>>>
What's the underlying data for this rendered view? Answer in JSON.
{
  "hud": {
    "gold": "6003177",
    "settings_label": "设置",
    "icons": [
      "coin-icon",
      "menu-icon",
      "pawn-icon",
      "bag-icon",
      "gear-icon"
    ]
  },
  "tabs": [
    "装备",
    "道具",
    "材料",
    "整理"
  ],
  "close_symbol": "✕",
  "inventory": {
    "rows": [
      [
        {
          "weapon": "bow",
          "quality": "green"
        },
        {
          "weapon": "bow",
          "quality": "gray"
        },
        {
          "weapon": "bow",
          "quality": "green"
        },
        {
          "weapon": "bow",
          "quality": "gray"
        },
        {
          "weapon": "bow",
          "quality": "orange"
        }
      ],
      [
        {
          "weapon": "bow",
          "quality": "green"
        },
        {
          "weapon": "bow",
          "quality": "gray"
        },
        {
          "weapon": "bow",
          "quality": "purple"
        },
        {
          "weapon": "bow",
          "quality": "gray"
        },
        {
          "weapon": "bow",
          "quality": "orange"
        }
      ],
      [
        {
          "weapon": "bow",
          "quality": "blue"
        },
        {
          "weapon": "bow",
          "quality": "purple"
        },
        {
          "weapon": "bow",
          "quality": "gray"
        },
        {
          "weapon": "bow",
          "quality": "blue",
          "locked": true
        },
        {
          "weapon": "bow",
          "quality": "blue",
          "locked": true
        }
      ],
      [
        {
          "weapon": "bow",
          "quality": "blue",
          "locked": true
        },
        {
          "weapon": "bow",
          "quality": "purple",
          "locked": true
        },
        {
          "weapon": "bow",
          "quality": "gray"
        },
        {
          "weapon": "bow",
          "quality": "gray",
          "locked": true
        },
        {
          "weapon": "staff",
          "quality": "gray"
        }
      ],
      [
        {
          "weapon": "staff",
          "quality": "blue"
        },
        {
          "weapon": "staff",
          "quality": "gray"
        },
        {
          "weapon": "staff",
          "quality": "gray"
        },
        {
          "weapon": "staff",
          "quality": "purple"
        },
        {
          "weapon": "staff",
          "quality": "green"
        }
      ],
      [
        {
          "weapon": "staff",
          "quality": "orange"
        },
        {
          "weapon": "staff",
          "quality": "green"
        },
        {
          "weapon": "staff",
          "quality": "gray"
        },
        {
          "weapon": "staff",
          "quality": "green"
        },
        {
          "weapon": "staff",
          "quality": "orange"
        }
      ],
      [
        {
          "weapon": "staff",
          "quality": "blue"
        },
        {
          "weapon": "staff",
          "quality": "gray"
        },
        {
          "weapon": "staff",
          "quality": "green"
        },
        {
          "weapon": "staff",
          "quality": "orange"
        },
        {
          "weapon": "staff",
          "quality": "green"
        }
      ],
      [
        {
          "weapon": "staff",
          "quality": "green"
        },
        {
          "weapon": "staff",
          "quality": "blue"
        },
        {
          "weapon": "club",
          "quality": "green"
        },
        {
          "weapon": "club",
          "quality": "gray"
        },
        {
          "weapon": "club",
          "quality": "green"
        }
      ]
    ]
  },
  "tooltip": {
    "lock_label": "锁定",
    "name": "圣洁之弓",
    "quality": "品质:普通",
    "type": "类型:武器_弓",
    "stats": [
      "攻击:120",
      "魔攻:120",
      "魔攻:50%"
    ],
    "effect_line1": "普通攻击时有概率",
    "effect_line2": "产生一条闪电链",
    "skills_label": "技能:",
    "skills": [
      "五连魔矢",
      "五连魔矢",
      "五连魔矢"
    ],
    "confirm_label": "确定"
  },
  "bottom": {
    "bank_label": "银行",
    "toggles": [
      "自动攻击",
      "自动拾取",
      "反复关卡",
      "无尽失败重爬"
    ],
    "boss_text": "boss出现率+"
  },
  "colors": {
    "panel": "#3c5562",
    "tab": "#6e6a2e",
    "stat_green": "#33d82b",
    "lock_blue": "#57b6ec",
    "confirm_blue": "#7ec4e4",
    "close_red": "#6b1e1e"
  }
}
<<<
→ Task prompt
Set down all of the entries exactly, please.

→ Solution below
What's the underlying data for this rendered view? Answer in JSON.
{
  "hud": {
    "gold": "6003177",
    "settings_label": "设置",
    "icons": [
      "coin-icon",
      "menu-icon",
      "pawn-icon",
      "bag-icon",
      "gear-icon"
    ]
  },
  "tabs": [
    "装备",
    "道具",
    "材料",
    "整理"
  ],
  "close_symbol": "✕",
  "inventory": {
    "rows": [
      [
        {
          "weapon": "bow",
          "quality": "green"
        },
        {
          "weapon": "bow",
          "quality": "gray"
        },
        {
          "weapon": "bow",
          "quality": "green"
        },
        {
          "weapon": "bow",
          "quality": "gray"
        },
        {
          "weapon": "bow",
          "quality": "orange"
        }
      ],
      [
        {
          "weapon": "bow",
          "quality": "green"
        },
        {
          "weapon": "bow",
          "quality": "gray"
        },
        {
          "weapon": "bow",
          "quality": "purple"
        },
        {
          "weapon": "bow",
          "quality": "gray"
        },
        {
          "weapon": "bow",
          "quality": "orange"
        }
      ],
      [
        {
          "weapon": "bow",
          "quality": "blue"
        },
        {
          "weapon": "bow",
          "quality": "purple"
        },
        {
          "weapon": "bow",
          "quality": "gray"
        },
        {
          "weapon": "bow",
          "quality": "blue",
          "locked": true
        },
        {
          "weapon": "bow",
          "quality": "blue",
          "locked": true
        }
      ],
      [
        {
          "weapon": "bow",
          "quality": "blue",
          "locked": true
        },
        {
          "weapon": "bow",
          "quality": "purple",
          "locked": true
        },
        {
          "weapon": "bow",
          "quality": "gray"
        },
        {
          "weapon": "bow",
          "quality": "gray",
          "locked": true
        },
        {
          "weapon": "staff",
          "quality": "gray"
        }
      ],
      [
        {
          "weapon": "staff",
          "quality": "blue"
        },
        {
          "weapon": "staff",
          "quality": "gray"
        },
        {
          "weapon": "staff",
          "quality": "gray"
        },
        {
          "weapon": "staff",
          "quality": "purple"
        },
        {
          "weapon": "staff",
          "quality": "green"
        }
      ],
      [
        {
          "weapon": "staff",
          "quality": "orange"
        },
        {
          "weapon": "staff",
          "quality": "green"
        },
        {
          "weapon": "staff",
          "quality": "gray"
        },
        {
          "weapon": "staff",
          "quality": "green"
        },
        {
          "weapon": "staff",
          "quality": "orange"
        }
      ],
      [
        {
          "weapon": "staff",
          "quality": "blue"
        },
        {
          "weapon": "staff",
          "quality": "gray"
        },
        {
          "weapon": "staff",
          "quality": "green"
        },
        {
          "weapon": "staff",
          "quality": "orange"
        },
        {
          "weapon": "staff",
          "quality": "green"
        }
      ],
      [
        {
          "weapon": "staff",
          "quality": "green"
        },
        {
          "weapon": "staff",
          "quality": "blue"
        },
        {
          "weapon": "club",
          "quality": "green"
        },
        {
          "weapon": "club",
          "quality": "gray"
        },
        {
          "weapon": "club",
          "quality": "green"
        }
      ]
    ]
  },
  "tooltip": {
    "lock_label": "锁定",
    "name": "圣洁之弓",
    "quality": "品质:普通",
    "type": "类型:武器_弓",
    "stats": [
      "攻击:120",
      "魔攻:120",
      "魔攻:50%"
    ],
    "effect_line1": "普通攻击时有概率",
    "effect_line2": "产生一条闪电链",
    "skills_label": "技能:",
    "skills": [
      "五连魔矢",
      "五连魔矢",
      "五连魔矢"
    ],
    "confirm_label": "确定"
  },
  "bottom": {
    "bank_label": "银行",
    "toggles": [
      "自动攻击",
      "自动拾取",
      "反复关卡",
      "无尽失败重爬"
    ],
    "boss_text": "boss出现率+"
  },
  "colors": {
    "panel": "#3c5562",
    "tab": "#6e6a2e",
    "stat_green": "#33d82b",
    "lock_blue": "#57b6ec",
    "confirm_blue": "#7ec4e4",
    "close_red": "#6b1e1e"
  }
}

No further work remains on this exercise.